## Exercise brief
Write out the material exactly, with the pictures left out.

****************

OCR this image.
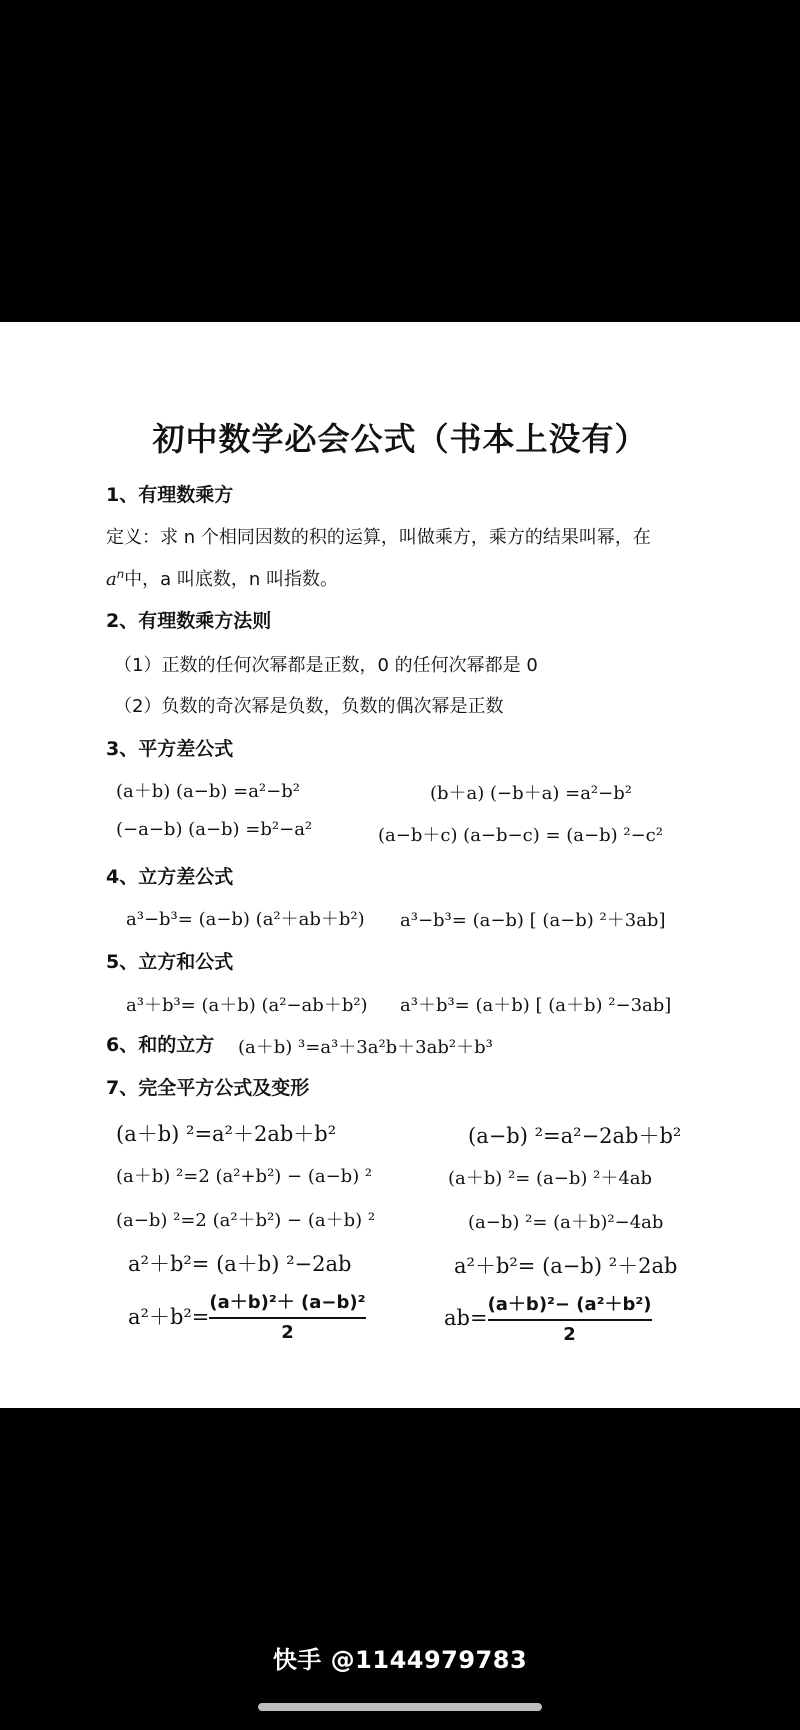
初中数学必会公式（书本上没有）
1、有理数乘方
定义：求 n 个相同因数的积的运算，叫做乘方，乘方的结果叫幂，在
$a^n$中，a 叫底数，n 叫指数。
2、有理数乘方法则
（1）正数的任何次幂都是正数，0 的任何次幂都是 0
（2）负数的奇次幂是负数，负数的偶次幂是正数
3、平方差公式
(a＋b) (a−b) =a²−b²	(b＋a) (−b＋a) =a²−b²
(−a−b) (a−b) =b²−a²	(a−b＋c) (a−b−c) = (a−b) ²−c²
4、立方差公式
a³−b³= (a−b) (a²＋ab＋b²) a³−b³= (a−b) [ (a−b) ²＋3ab]
5、立方和公式
a³＋b³= (a＋b) (a²−ab＋b²) a³＋b³= (a＋b) [ (a＋b) ²−3ab]
6、和的立方 (a＋b) ³=a³＋3a²b＋3ab²＋b³
7、完全平方公式及变形
(a＋b) ²=a²＋2ab＋b²	(a−b) ²=a²−2ab＋b²
(a＋b) ²=2 (a²+b²) − (a−b) ²	(a＋b) ²= (a−b) ²＋4ab
(a−b) ²=2 (a²＋b²) − (a＋b) ²	(a−b) ²= (a＋b)²−4ab
a²＋b²= (a＋b) ²−2ab	a²＋b²= (a−b) ²＋2ab
a²＋b²=
(a＋b)²＋ (a−b)²
2
ab=
(a＋b)²− (a²＋b²)
2
快手 @1144979783
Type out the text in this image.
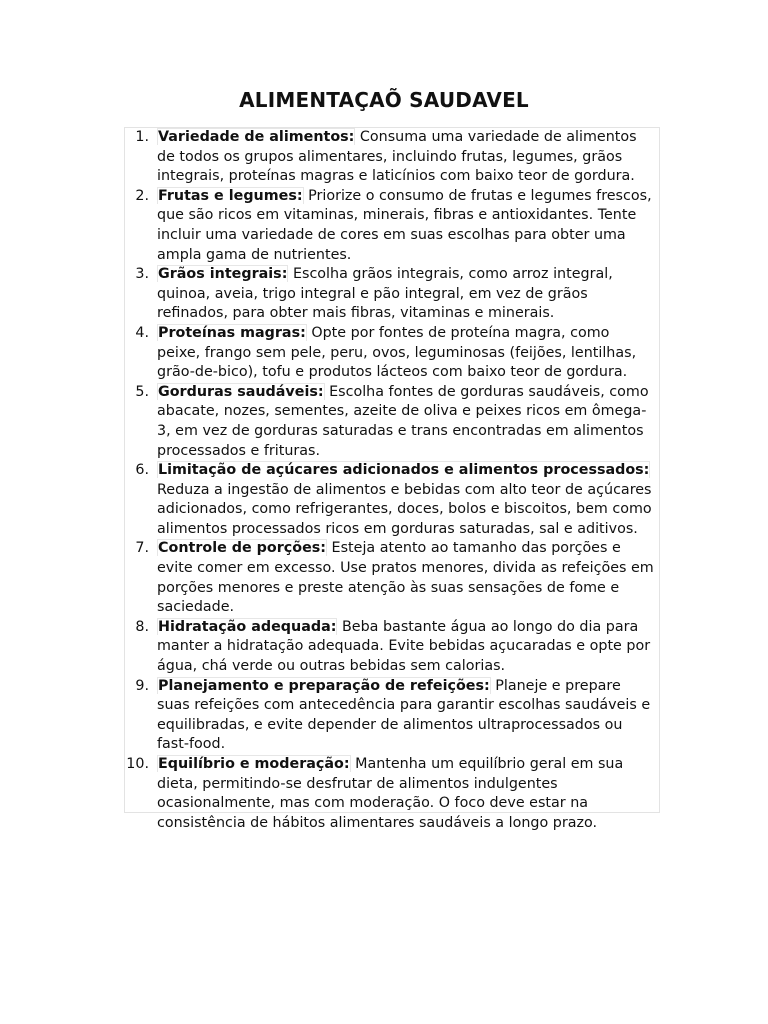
ALIMENTAÇAÕ SAUDAVEL
1. Variedade de alimentos: Consuma uma variedade de alimentos de todos os grupos alimentares, incluindo frutas, legumes, grãos integrais, proteínas magras e laticínios com baixo teor de gordura.
2. Frutas e legumes: Priorize o consumo de frutas e legumes frescos, que são ricos em vitaminas, minerais, fibras e antioxidantes. Tente incluir uma variedade de cores em suas escolhas para obter uma ampla gama de nutrientes.
3. Grãos integrais: Escolha grãos integrais, como arroz integral, quinoa, aveia, trigo integral e pão integral, em vez de grãos refinados, para obter mais fibras, vitaminas e minerais.
4. Proteínas magras: Opte por fontes de proteína magra, como peixe, frango sem pele, peru, ovos, leguminosas (feijões, lentilhas, grão-de-bico), tofu e produtos lácteos com baixo teor de gordura.
5. Gorduras saudáveis: Escolha fontes de gorduras saudáveis, como abacate, nozes, sementes, azeite de oliva e peixes ricos em ômega-3, em vez de gorduras saturadas e trans encontradas em alimentos processados e frituras.
6. Limitação de açúcares adicionados e alimentos processados: Reduza a ingestão de alimentos e bebidas com alto teor de açúcares adicionados, como refrigerantes, doces, bolos e biscoitos, bem como alimentos processados ricos em gorduras saturadas, sal e aditivos.
7. Controle de porções: Esteja atento ao tamanho das porções e evite comer em excesso. Use pratos menores, divida as refeições em porções menores e preste atenção às suas sensações de fome e saciedade.
8. Hidratação adequada: Beba bastante água ao longo do dia para manter a hidratação adequada. Evite bebidas açucaradas e opte por água, chá verde ou outras bebidas sem calorias.
9. Planejamento e preparação de refeições: Planeje e prepare suas refeições com antecedência para garantir escolhas saudáveis e equilibradas, e evite depender de alimentos ultraprocessados ou fast-food.
10. Equilíbrio e moderação: Mantenha um equilíbrio geral em sua dieta, permitindo-se desfrutar de alimentos indulgentes ocasionalmente, mas com moderação. O foco deve estar na consistência de hábitos alimentares saudáveis a longo prazo.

****************

## Written response
OCR this image.
初中数学必会公式（书本上没有）
1、有理数乘方
定义：求 n 个相同因数的积的运算，叫做乘方，乘方的结果叫幂，在
$a^n$中，a 叫底数，n 叫指数。
2、有理数乘方法则
（1）正数的任何次幂都是正数，0 的任何次幂都是 0
（2）负数的奇次幂是负数，负数的偶次幂是正数
3、平方差公式
(a＋b) (a−b) =a²−b²	(b＋a) (−b＋a) =a²−b²
(−a−b) (a−b) =b²−a²	(a−b＋c) (a−b−c) = (a−b) ²−c²
4、立方差公式
a³−b³= (a−b) (a²＋ab＋b²) a³−b³= (a−b) [ (a−b) ²＋3ab]
5、立方和公式
a³＋b³= (a＋b) (a²−ab＋b²) a³＋b³= (a＋b) [ (a＋b) ²−3ab]
6、和的立方 (a＋b) ³=a³＋3a²b＋3ab²＋b³
7、完全平方公式及变形
(a＋b) ²=a²＋2ab＋b²	(a−b) ²=a²−2ab＋b²
(a＋b) ²=2 (a²+b²) − (a−b) ²	(a＋b) ²= (a−b) ²＋4ab
(a−b) ²=2 (a²＋b²) − (a＋b) ²	(a−b) ²= (a＋b)²−4ab
a²＋b²= (a＋b) ²−2ab	a²＋b²= (a−b) ²＋2ab
a²＋b²=
(a＋b)²＋ (a−b)²
2
ab=
(a＋b)²− (a²＋b²)
2
快手 @1144979783
Type out the text in this image.
ALIMENTAÇAÕ SAUDAVEL
1. Variedade de alimentos: Consuma uma variedade de alimentos de todos os grupos alimentares, incluindo frutas, legumes, grãos integrais, proteínas magras e laticínios com baixo teor de gordura.
2. Frutas e legumes: Priorize o consumo de frutas e legumes frescos, que são ricos em vitaminas, minerais, fibras e antioxidantes. Tente incluir uma variedade de cores em suas escolhas para obter uma ampla gama de nutrientes.
3. Grãos integrais: Escolha grãos integrais, como arroz integral, quinoa, aveia, trigo integral e pão integral, em vez de grãos refinados, para obter mais fibras, vitaminas e minerais.
4. Proteínas magras: Opte por fontes de proteína magra, como peixe, frango sem pele, peru, ovos, leguminosas (feijões, lentilhas, grão-de-bico), tofu e produtos lácteos com baixo teor de gordura.
5. Gorduras saudáveis: Escolha fontes de gorduras saudáveis, como abacate, nozes, sementes, azeite de oliva e peixes ricos em ômega-3, em vez de gorduras saturadas e trans encontradas em alimentos processados e frituras.
6. Limitação de açúcares adicionados e alimentos processados: Reduza a ingestão de alimentos e bebidas com alto teor de açúcares adicionados, como refrigerantes, doces, bolos e biscoitos, bem como alimentos processados ricos em gorduras saturadas, sal e aditivos.
7. Controle de porções: Esteja atento ao tamanho das porções e evite comer em excesso. Use pratos menores, divida as refeições em porções menores e preste atenção às suas sensações de fome e saciedade.
8. Hidratação adequada: Beba bastante água ao longo do dia para manter a hidratação adequada. Evite bebidas açucaradas e opte por água, chá verde ou outras bebidas sem calorias.
9. Planejamento e preparação de refeições: Planeje e prepare suas refeições com antecedência para garantir escolhas saudáveis e equilibradas, e evite depender de alimentos ultraprocessados ou fast-food.
10. Equilíbrio e moderação: Mantenha um equilíbrio geral em sua dieta, permitindo-se desfrutar de alimentos indulgentes ocasionalmente, mas com moderação. O foco deve estar na consistência de hábitos alimentares saudáveis a longo prazo.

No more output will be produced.